● **Work to be completed**:
Using the listing below, select the lines with the word "name" and copy them.

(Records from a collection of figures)
· · · ·
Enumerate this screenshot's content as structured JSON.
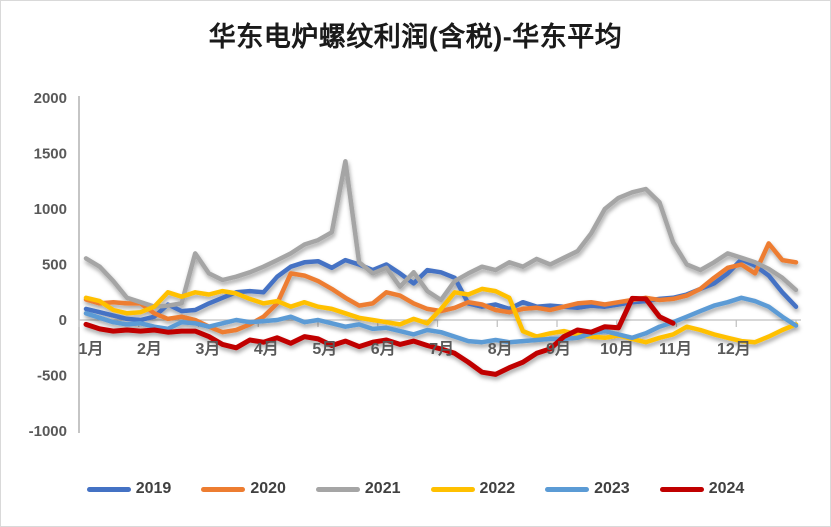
{
  "chart_data": {
    "type": "line",
    "title": "华东电炉螺纹利润(含税)-华东平均",
    "xlabel": "",
    "ylabel": "",
    "x_tick_labels": [
      "1月",
      "2月",
      "3月",
      "4月",
      "5月",
      "6月",
      "7月",
      "8月",
      "9月",
      "10月",
      "11月",
      "12月"
    ],
    "y_ticks": [
      2000,
      1500,
      1000,
      500,
      0,
      -500,
      -1000
    ],
    "ylim": [
      -1000,
      2000
    ],
    "grid": false,
    "legend_position": "bottom",
    "axis_color": "#a6a6a6",
    "tick_color": "#bfbfbf",
    "tick_label_color": "#595959",
    "points_per_year": 53,
    "series": [
      {
        "name": "2019",
        "color": "#4472C4",
        "values": [
          100,
          70,
          40,
          10,
          0,
          30,
          140,
          80,
          90,
          150,
          200,
          250,
          260,
          250,
          390,
          480,
          520,
          530,
          470,
          540,
          500,
          450,
          500,
          420,
          330,
          450,
          430,
          380,
          150,
          120,
          140,
          100,
          160,
          120,
          130,
          120,
          110,
          130,
          120,
          140,
          160,
          170,
          190,
          200,
          230,
          280,
          330,
          420,
          545,
          490,
          400,
          250,
          120
        ]
      },
      {
        "name": "2020",
        "color": "#ED7D31",
        "values": [
          185,
          150,
          160,
          150,
          150,
          60,
          10,
          30,
          0,
          -60,
          -110,
          -90,
          -40,
          30,
          150,
          420,
          400,
          350,
          280,
          200,
          130,
          150,
          250,
          220,
          150,
          100,
          80,
          110,
          160,
          140,
          90,
          70,
          100,
          110,
          90,
          120,
          150,
          160,
          140,
          160,
          180,
          200,
          180,
          190,
          220,
          280,
          380,
          470,
          500,
          420,
          690,
          540,
          520
        ]
      },
      {
        "name": "2021",
        "color": "#A5A5A5",
        "values": [
          555,
          480,
          350,
          200,
          160,
          120,
          130,
          150,
          600,
          420,
          360,
          390,
          430,
          480,
          540,
          600,
          680,
          720,
          790,
          1430,
          520,
          420,
          470,
          300,
          430,
          260,
          180,
          350,
          420,
          480,
          450,
          520,
          480,
          550,
          500,
          560,
          620,
          780,
          1000,
          1100,
          1150,
          1180,
          1060,
          700,
          500,
          450,
          520,
          600,
          560,
          520,
          460,
          380,
          270
        ]
      },
      {
        "name": "2022",
        "color": "#FFC000",
        "values": [
          200,
          170,
          90,
          60,
          70,
          120,
          250,
          210,
          250,
          230,
          260,
          240,
          190,
          150,
          170,
          120,
          160,
          120,
          100,
          60,
          20,
          0,
          -20,
          -40,
          10,
          -30,
          100,
          250,
          230,
          280,
          260,
          200,
          -100,
          -150,
          -120,
          -100,
          -130,
          -150,
          -160,
          -140,
          -170,
          -200,
          -160,
          -130,
          -60,
          -90,
          -130,
          -160,
          -190,
          -200,
          -150,
          -90,
          -40
        ]
      },
      {
        "name": "2023",
        "color": "#5B9BD5",
        "values": [
          60,
          20,
          -20,
          -40,
          -30,
          -60,
          -80,
          -20,
          -30,
          -60,
          -30,
          0,
          -20,
          -10,
          0,
          30,
          -20,
          0,
          -30,
          -60,
          -40,
          -80,
          -70,
          -100,
          -130,
          -90,
          -110,
          -150,
          -190,
          -200,
          -180,
          -200,
          -190,
          -180,
          -170,
          -170,
          -160,
          -120,
          -100,
          -130,
          -160,
          -120,
          -60,
          -20,
          30,
          80,
          130,
          160,
          200,
          170,
          120,
          30,
          -50
        ]
      },
      {
        "name": "2024",
        "color": "#C00000",
        "values": [
          -40,
          -80,
          -100,
          -90,
          -100,
          -90,
          -110,
          -100,
          -100,
          -150,
          -220,
          -250,
          -180,
          -200,
          -160,
          -210,
          -150,
          -170,
          -230,
          -190,
          -240,
          -200,
          -180,
          -220,
          -190,
          -230,
          -260,
          -300,
          -380,
          -470,
          -490,
          -430,
          -380,
          -300,
          -260,
          -150,
          -90,
          -110,
          -60,
          -70,
          195,
          190,
          30,
          -30
        ]
      }
    ]
  }
}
· · · ·
● **The output**:
        "name": "2019",
        "name": "2020",
        "name": "2021",
        "name": "2022",
        "name": "2023",
        "name": "2024",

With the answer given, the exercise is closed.